What to do.
Copy the material below line for line, with no changes.

====

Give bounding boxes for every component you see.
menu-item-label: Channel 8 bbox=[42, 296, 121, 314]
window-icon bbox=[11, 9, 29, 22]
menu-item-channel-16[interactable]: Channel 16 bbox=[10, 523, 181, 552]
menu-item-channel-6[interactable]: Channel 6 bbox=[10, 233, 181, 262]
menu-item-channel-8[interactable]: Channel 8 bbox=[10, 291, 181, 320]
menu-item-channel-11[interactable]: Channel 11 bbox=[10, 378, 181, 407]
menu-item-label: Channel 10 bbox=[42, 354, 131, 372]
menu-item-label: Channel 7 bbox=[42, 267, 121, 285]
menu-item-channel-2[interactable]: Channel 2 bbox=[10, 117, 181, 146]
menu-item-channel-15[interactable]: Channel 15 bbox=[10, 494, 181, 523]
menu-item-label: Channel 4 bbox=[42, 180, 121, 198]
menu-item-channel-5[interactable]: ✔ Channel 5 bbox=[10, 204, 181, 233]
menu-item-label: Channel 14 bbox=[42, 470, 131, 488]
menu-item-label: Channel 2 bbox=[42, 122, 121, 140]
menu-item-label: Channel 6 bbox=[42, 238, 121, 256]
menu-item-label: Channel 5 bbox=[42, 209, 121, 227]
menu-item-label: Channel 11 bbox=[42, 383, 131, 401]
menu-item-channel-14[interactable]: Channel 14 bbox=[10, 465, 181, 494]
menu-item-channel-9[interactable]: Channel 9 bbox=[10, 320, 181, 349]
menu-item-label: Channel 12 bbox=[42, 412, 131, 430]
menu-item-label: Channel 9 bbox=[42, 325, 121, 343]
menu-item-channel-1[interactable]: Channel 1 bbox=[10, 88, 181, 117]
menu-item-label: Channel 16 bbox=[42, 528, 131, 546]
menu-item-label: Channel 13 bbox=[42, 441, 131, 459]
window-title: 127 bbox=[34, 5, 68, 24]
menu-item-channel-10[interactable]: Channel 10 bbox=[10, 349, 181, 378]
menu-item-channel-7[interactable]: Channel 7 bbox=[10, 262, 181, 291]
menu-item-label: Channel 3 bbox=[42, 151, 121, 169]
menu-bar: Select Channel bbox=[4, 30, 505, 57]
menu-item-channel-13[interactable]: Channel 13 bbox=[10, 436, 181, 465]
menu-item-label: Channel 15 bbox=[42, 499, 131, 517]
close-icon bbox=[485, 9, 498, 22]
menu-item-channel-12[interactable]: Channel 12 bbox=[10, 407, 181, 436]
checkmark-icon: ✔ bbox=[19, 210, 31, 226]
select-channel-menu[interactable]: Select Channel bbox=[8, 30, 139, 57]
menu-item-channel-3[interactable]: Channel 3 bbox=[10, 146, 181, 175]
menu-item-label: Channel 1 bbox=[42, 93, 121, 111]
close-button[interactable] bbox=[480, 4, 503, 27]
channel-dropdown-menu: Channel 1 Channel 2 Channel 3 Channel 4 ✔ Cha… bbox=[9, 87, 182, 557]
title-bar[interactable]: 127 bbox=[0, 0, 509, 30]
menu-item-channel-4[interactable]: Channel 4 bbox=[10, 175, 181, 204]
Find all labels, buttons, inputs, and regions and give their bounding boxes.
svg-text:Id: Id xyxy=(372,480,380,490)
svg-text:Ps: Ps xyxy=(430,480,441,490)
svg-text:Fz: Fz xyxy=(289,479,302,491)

====

Reply.
Give bounding boxes for every component you see.
menu-item-label: Channel 8 bbox=[42, 296, 121, 314]
window-icon bbox=[11, 9, 29, 22]
menu-item-channel-16[interactable]: Channel 16 bbox=[10, 523, 181, 552]
menu-item-channel-6[interactable]: Channel 6 bbox=[10, 233, 181, 262]
menu-item-channel-8[interactable]: Channel 8 bbox=[10, 291, 181, 320]
menu-item-channel-11[interactable]: Channel 11 bbox=[10, 378, 181, 407]
menu-item-label: Channel 10 bbox=[42, 354, 131, 372]
menu-item-label: Channel 7 bbox=[42, 267, 121, 285]
menu-item-channel-2[interactable]: Channel 2 bbox=[10, 117, 181, 146]
menu-item-channel-15[interactable]: Channel 15 bbox=[10, 494, 181, 523]
menu-item-label: Channel 4 bbox=[42, 180, 121, 198]
menu-item-channel-5[interactable]: ✔ Channel 5 bbox=[10, 204, 181, 233]
menu-item-label: Channel 14 bbox=[42, 470, 131, 488]
menu-item-label: Channel 2 bbox=[42, 122, 121, 140]
menu-item-label: Channel 6 bbox=[42, 238, 121, 256]
menu-item-label: Channel 5 bbox=[42, 209, 121, 227]
menu-item-label: Channel 11 bbox=[42, 383, 131, 401]
menu-item-channel-14[interactable]: Channel 14 bbox=[10, 465, 181, 494]
menu-item-channel-9[interactable]: Channel 9 bbox=[10, 320, 181, 349]
menu-item-label: Channel 12 bbox=[42, 412, 131, 430]
menu-item-label: Channel 9 bbox=[42, 325, 121, 343]
menu-item-channel-1[interactable]: Channel 1 bbox=[10, 88, 181, 117]
menu-item-label: Channel 16 bbox=[42, 528, 131, 546]
menu-item-label: Channel 13 bbox=[42, 441, 131, 459]
window-title: 127 bbox=[34, 5, 68, 24]
menu-item-channel-10[interactable]: Channel 10 bbox=[10, 349, 181, 378]
menu-item-channel-7[interactable]: Channel 7 bbox=[10, 262, 181, 291]
menu-item-label: Channel 3 bbox=[42, 151, 121, 169]
menu-bar: Select Channel bbox=[4, 30, 505, 57]
menu-item-channel-13[interactable]: Channel 13 bbox=[10, 436, 181, 465]
menu-item-label: Channel 15 bbox=[42, 499, 131, 517]
close-icon bbox=[485, 9, 498, 22]
menu-item-channel-12[interactable]: Channel 12 bbox=[10, 407, 181, 436]
checkmark-icon: ✔ bbox=[19, 210, 31, 226]
select-channel-menu[interactable]: Select Channel bbox=[8, 30, 139, 57]
menu-item-channel-3[interactable]: Channel 3 bbox=[10, 146, 181, 175]
menu-item-label: Channel 1 bbox=[42, 93, 121, 111]
close-button[interactable] bbox=[480, 4, 503, 27]
channel-dropdown-menu: Channel 1 Channel 2 Channel 3 Channel 4 ✔ Cha… bbox=[9, 87, 182, 557]
title-bar[interactable]: 127 bbox=[0, 0, 509, 30]
menu-item-channel-4[interactable]: Channel 4 bbox=[10, 175, 181, 204]
Find all labels, buttons, inputs, and regions and give their bounding boxes.
svg-text:Id: Id xyxy=(372,480,380,490)
svg-text:Ps: Ps xyxy=(430,480,441,490)
svg-text:Fz: Fz xyxy=(289,479,302,491)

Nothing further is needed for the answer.